Your instructions: Your task is to restate the data word for word.

◇ ◇ ◇

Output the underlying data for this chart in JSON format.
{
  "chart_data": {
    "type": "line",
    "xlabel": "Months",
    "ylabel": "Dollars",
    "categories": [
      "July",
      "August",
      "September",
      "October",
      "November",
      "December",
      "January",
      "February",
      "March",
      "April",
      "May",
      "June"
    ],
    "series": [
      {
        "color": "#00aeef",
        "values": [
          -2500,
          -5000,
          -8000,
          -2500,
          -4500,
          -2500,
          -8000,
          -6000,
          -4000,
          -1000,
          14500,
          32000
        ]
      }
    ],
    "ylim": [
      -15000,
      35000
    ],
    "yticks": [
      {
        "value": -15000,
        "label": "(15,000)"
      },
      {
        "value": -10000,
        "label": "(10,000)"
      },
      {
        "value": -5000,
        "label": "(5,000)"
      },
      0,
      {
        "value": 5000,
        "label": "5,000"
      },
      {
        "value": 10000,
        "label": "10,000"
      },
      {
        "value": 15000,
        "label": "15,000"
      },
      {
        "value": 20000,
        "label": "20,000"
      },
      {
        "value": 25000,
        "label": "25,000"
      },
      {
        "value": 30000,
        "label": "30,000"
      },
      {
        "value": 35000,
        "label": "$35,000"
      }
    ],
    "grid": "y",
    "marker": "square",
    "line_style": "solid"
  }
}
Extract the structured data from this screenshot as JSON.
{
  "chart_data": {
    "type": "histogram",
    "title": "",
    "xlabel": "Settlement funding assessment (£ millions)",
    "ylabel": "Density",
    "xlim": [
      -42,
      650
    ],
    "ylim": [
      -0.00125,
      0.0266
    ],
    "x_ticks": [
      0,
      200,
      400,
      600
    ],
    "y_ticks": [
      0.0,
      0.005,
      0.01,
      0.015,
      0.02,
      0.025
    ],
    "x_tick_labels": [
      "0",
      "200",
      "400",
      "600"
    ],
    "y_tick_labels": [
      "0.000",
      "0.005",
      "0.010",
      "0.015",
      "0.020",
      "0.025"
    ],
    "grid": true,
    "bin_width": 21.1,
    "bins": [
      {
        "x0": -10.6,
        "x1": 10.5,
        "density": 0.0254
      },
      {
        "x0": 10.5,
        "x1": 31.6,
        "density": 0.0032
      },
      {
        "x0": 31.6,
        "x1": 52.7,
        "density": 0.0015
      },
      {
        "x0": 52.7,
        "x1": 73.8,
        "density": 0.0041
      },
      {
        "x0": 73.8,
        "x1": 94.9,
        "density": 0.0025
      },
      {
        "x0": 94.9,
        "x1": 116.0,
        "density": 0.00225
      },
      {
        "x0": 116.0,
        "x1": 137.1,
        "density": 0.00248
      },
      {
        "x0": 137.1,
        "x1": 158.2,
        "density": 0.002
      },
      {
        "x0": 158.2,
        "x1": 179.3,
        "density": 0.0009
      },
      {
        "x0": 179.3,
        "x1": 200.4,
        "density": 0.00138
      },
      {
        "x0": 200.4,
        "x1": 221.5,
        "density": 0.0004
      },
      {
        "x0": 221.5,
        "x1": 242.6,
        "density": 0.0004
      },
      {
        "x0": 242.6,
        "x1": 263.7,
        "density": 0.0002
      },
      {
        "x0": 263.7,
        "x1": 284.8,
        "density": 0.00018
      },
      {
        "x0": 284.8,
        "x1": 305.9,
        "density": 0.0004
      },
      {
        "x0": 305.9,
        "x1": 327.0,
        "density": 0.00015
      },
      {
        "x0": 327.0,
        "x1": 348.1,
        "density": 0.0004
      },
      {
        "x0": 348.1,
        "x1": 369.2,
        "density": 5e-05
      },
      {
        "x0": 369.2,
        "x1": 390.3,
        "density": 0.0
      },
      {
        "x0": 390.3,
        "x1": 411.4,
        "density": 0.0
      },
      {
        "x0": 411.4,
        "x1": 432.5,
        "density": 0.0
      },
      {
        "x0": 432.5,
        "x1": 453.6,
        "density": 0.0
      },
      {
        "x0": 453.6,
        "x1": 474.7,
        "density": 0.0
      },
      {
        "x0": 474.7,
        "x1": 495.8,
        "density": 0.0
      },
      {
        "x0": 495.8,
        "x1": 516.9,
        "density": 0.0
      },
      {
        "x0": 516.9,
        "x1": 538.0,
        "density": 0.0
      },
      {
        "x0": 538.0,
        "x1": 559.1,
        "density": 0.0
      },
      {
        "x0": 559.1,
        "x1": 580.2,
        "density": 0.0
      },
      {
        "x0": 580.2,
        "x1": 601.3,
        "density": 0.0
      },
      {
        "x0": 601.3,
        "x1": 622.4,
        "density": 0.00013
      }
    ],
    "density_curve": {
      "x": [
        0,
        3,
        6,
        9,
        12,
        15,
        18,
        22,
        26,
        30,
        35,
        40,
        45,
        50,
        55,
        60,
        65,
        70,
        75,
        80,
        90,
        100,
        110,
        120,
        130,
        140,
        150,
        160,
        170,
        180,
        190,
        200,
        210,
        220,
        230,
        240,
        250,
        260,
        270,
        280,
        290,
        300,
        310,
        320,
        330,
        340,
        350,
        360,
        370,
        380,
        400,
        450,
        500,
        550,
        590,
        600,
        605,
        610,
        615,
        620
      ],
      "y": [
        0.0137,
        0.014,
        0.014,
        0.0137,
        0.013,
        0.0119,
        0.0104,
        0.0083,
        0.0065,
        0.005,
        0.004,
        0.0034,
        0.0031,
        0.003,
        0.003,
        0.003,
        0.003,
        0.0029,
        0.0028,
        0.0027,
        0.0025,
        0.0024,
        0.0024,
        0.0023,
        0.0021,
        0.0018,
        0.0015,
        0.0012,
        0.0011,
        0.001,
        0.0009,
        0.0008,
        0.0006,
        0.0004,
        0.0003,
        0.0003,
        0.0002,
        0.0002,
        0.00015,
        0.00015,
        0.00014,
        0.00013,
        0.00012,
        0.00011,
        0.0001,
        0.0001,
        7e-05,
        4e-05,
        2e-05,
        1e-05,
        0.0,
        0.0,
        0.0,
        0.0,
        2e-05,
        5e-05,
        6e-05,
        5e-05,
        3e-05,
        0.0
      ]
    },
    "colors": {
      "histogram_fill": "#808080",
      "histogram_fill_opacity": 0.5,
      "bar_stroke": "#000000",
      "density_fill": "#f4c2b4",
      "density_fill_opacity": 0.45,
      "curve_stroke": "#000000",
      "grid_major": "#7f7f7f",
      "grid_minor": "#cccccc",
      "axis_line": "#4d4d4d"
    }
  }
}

◇ ◇ ◇

Reply to the exercise:
Output the underlying data for this chart in JSON format.
{
  "chart_data": {
    "type": "line",
    "xlabel": "Months",
    "ylabel": "Dollars",
    "categories": [
      "July",
      "August",
      "September",
      "October",
      "November",
      "December",
      "January",
      "February",
      "March",
      "April",
      "May",
      "June"
    ],
    "series": [
      {
        "color": "#00aeef",
        "values": [
          -2500,
          -5000,
          -8000,
          -2500,
          -4500,
          -2500,
          -8000,
          -6000,
          -4000,
          -1000,
          14500,
          32000
        ]
      }
    ],
    "ylim": [
      -15000,
      35000
    ],
    "yticks": [
      {
        "value": -15000,
        "label": "(15,000)"
      },
      {
        "value": -10000,
        "label": "(10,000)"
      },
      {
        "value": -5000,
        "label": "(5,000)"
      },
      0,
      {
        "value": 5000,
        "label": "5,000"
      },
      {
        "value": 10000,
        "label": "10,000"
      },
      {
        "value": 15000,
        "label": "15,000"
      },
      {
        "value": 20000,
        "label": "20,000"
      },
      {
        "value": 25000,
        "label": "25,000"
      },
      {
        "value": 30000,
        "label": "30,000"
      },
      {
        "value": 35000,
        "label": "$35,000"
      }
    ],
    "grid": "y",
    "marker": "square",
    "line_style": "solid"
  }
}
Extract the structured data from this screenshot as JSON.
{
  "chart_data": {
    "type": "histogram",
    "title": "",
    "xlabel": "Settlement funding assessment (£ millions)",
    "ylabel": "Density",
    "xlim": [
      -42,
      650
    ],
    "ylim": [
      -0.00125,
      0.0266
    ],
    "x_ticks": [
      0,
      200,
      400,
      600
    ],
    "y_ticks": [
      0.0,
      0.005,
      0.01,
      0.015,
      0.02,
      0.025
    ],
    "x_tick_labels": [
      "0",
      "200",
      "400",
      "600"
    ],
    "y_tick_labels": [
      "0.000",
      "0.005",
      "0.010",
      "0.015",
      "0.020",
      "0.025"
    ],
    "grid": true,
    "bin_width": 21.1,
    "bins": [
      {
        "x0": -10.6,
        "x1": 10.5,
        "density": 0.0254
      },
      {
        "x0": 10.5,
        "x1": 31.6,
        "density": 0.0032
      },
      {
        "x0": 31.6,
        "x1": 52.7,
        "density": 0.0015
      },
      {
        "x0": 52.7,
        "x1": 73.8,
        "density": 0.0041
      },
      {
        "x0": 73.8,
        "x1": 94.9,
        "density": 0.0025
      },
      {
        "x0": 94.9,
        "x1": 116.0,
        "density": 0.00225
      },
      {
        "x0": 116.0,
        "x1": 137.1,
        "density": 0.00248
      },
      {
        "x0": 137.1,
        "x1": 158.2,
        "density": 0.002
      },
      {
        "x0": 158.2,
        "x1": 179.3,
        "density": 0.0009
      },
      {
        "x0": 179.3,
        "x1": 200.4,
        "density": 0.00138
      },
      {
        "x0": 200.4,
        "x1": 221.5,
        "density": 0.0004
      },
      {
        "x0": 221.5,
        "x1": 242.6,
        "density": 0.0004
      },
      {
        "x0": 242.6,
        "x1": 263.7,
        "density": 0.0002
      },
      {
        "x0": 263.7,
        "x1": 284.8,
        "density": 0.00018
      },
      {
        "x0": 284.8,
        "x1": 305.9,
        "density": 0.0004
      },
      {
        "x0": 305.9,
        "x1": 327.0,
        "density": 0.00015
      },
      {
        "x0": 327.0,
        "x1": 348.1,
        "density": 0.0004
      },
      {
        "x0": 348.1,
        "x1": 369.2,
        "density": 5e-05
      },
      {
        "x0": 369.2,
        "x1": 390.3,
        "density": 0.0
      },
      {
        "x0": 390.3,
        "x1": 411.4,
        "density": 0.0
      },
      {
        "x0": 411.4,
        "x1": 432.5,
        "density": 0.0
      },
      {
        "x0": 432.5,
        "x1": 453.6,
        "density": 0.0
      },
      {
        "x0": 453.6,
        "x1": 474.7,
        "density": 0.0
      },
      {
        "x0": 474.7,
        "x1": 495.8,
        "density": 0.0
      },
      {
        "x0": 495.8,
        "x1": 516.9,
        "density": 0.0
      },
      {
        "x0": 516.9,
        "x1": 538.0,
        "density": 0.0
      },
      {
        "x0": 538.0,
        "x1": 559.1,
        "density": 0.0
      },
      {
        "x0": 559.1,
        "x1": 580.2,
        "density": 0.0
      },
      {
        "x0": 580.2,
        "x1": 601.3,
        "density": 0.0
      },
      {
        "x0": 601.3,
        "x1": 622.4,
        "density": 0.00013
      }
    ],
    "density_curve": {
      "x": [
        0,
        3,
        6,
        9,
        12,
        15,
        18,
        22,
        26,
        30,
        35,
        40,
        45,
        50,
        55,
        60,
        65,
        70,
        75,
        80,
        90,
        100,
        110,
        120,
        130,
        140,
        150,
        160,
        170,
        180,
        190,
        200,
        210,
        220,
        230,
        240,
        250,
        260,
        270,
        280,
        290,
        300,
        310,
        320,
        330,
        340,
        350,
        360,
        370,
        380,
        400,
        450,
        500,
        550,
        590,
        600,
        605,
        610,
        615,
        620
      ],
      "y": [
        0.0137,
        0.014,
        0.014,
        0.0137,
        0.013,
        0.0119,
        0.0104,
        0.0083,
        0.0065,
        0.005,
        0.004,
        0.0034,
        0.0031,
        0.003,
        0.003,
        0.003,
        0.003,
        0.0029,
        0.0028,
        0.0027,
        0.0025,
        0.0024,
        0.0024,
        0.0023,
        0.0021,
        0.0018,
        0.0015,
        0.0012,
        0.0011,
        0.001,
        0.0009,
        0.0008,
        0.0006,
        0.0004,
        0.0003,
        0.0003,
        0.0002,
        0.0002,
        0.00015,
        0.00015,
        0.00014,
        0.00013,
        0.00012,
        0.00011,
        0.0001,
        0.0001,
        7e-05,
        4e-05,
        2e-05,
        1e-05,
        0.0,
        0.0,
        0.0,
        0.0,
        2e-05,
        5e-05,
        6e-05,
        5e-05,
        3e-05,
        0.0
      ]
    },
    "colors": {
      "histogram_fill": "#808080",
      "histogram_fill_opacity": 0.5,
      "bar_stroke": "#000000",
      "density_fill": "#f4c2b4",
      "density_fill_opacity": 0.45,
      "curve_stroke": "#000000",
      "grid_major": "#7f7f7f",
      "grid_minor": "#cccccc",
      "axis_line": "#4d4d4d"
    }
  }
}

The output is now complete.